Problem details: Lines containing the word "halamang" are to be located and copied.

— BEGIN —

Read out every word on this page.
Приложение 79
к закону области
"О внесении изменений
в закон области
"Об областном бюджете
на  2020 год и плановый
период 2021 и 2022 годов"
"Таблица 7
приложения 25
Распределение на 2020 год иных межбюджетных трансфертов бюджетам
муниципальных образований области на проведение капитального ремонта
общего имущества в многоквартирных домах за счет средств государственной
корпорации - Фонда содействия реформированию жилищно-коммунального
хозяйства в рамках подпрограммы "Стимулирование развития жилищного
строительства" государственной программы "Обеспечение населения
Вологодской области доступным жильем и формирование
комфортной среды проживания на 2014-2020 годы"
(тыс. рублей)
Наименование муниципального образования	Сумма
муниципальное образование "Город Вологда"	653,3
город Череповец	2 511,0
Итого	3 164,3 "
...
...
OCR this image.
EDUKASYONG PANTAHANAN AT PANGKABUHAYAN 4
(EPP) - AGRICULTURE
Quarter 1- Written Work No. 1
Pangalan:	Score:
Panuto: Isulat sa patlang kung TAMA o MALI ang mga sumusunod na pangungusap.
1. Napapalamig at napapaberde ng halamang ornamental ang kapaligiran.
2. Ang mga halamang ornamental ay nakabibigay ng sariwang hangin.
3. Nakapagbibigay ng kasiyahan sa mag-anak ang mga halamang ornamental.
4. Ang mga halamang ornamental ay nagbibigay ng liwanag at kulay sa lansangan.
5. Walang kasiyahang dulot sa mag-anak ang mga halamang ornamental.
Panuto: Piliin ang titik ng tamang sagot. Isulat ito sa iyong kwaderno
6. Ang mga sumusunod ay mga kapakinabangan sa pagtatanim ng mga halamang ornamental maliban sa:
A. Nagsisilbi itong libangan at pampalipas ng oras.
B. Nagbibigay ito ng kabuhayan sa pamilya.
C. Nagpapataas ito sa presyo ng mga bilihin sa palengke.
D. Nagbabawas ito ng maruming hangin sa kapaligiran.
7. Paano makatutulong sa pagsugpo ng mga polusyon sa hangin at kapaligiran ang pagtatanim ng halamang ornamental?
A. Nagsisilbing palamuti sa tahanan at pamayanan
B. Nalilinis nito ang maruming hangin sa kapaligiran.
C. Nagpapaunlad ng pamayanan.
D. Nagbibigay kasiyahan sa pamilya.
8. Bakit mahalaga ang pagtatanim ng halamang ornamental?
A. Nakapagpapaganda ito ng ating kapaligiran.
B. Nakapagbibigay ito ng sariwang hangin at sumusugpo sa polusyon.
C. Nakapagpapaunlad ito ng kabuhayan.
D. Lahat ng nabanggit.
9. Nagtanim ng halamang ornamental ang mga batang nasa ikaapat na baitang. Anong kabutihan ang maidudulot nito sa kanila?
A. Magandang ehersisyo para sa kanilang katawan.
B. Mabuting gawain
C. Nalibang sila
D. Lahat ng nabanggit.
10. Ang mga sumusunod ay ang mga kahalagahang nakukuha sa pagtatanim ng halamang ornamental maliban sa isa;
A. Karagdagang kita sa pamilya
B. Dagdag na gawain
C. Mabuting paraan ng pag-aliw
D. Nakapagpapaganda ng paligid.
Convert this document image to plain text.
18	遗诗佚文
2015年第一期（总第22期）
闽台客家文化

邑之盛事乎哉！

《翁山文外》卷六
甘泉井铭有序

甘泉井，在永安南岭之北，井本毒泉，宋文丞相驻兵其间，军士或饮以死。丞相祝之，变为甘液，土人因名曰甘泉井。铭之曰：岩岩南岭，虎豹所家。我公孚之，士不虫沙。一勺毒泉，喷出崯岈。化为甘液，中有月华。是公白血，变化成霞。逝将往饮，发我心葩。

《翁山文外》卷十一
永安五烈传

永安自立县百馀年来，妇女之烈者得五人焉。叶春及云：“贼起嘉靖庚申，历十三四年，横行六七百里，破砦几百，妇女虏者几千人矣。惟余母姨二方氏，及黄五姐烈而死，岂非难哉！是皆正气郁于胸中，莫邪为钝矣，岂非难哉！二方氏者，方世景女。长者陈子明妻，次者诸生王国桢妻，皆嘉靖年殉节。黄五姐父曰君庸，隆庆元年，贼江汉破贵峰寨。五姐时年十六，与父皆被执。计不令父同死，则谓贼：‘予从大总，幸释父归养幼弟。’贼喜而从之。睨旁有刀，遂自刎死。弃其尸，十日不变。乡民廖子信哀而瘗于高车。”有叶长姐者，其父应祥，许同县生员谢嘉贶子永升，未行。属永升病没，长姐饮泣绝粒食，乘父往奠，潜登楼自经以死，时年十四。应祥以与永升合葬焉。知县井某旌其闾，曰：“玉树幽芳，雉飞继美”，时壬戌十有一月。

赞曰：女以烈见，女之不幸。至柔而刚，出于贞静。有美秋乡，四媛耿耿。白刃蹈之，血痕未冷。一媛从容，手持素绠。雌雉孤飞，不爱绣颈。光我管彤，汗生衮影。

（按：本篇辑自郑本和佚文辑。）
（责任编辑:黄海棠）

— END —

Result for this exercise:
1. Napapalamig at napapaberde ng halamang ornamental ang kapaligiran.
2. Ang mga halamang ornamental ay nakabibigay ng sariwang hangin.
3. Nakapagbibigay ng kasiyahan sa mag-anak ang mga halamang ornamental.
4. Ang mga halamang ornamental ay nagbibigay ng liwanag at kulay sa lansangan.
5. Walang kasiyahang dulot sa mag-anak ang mga halamang ornamental.
6. Ang mga sumusunod ay mga kapakinabangan sa pagtatanim ng mga halamang ornamental maliban sa:
7. Paano makatutulong sa pagsugpo ng mga polusyon sa hangin at kapaligiran ang pagtatanim ng halamang ornamental?
8. Bakit mahalaga ang pagtatanim ng halamang ornamental?
9. Nagtanim ng halamang ornamental ang mga batang nasa ikaapat na baitang. Anong kabutihan ang maidudulot nito sa kanila?
10. Ang mga sumusunod ay ang mga kahalagahang nakukuha sa pagtatanim ng halamang ornamental maliban sa isa;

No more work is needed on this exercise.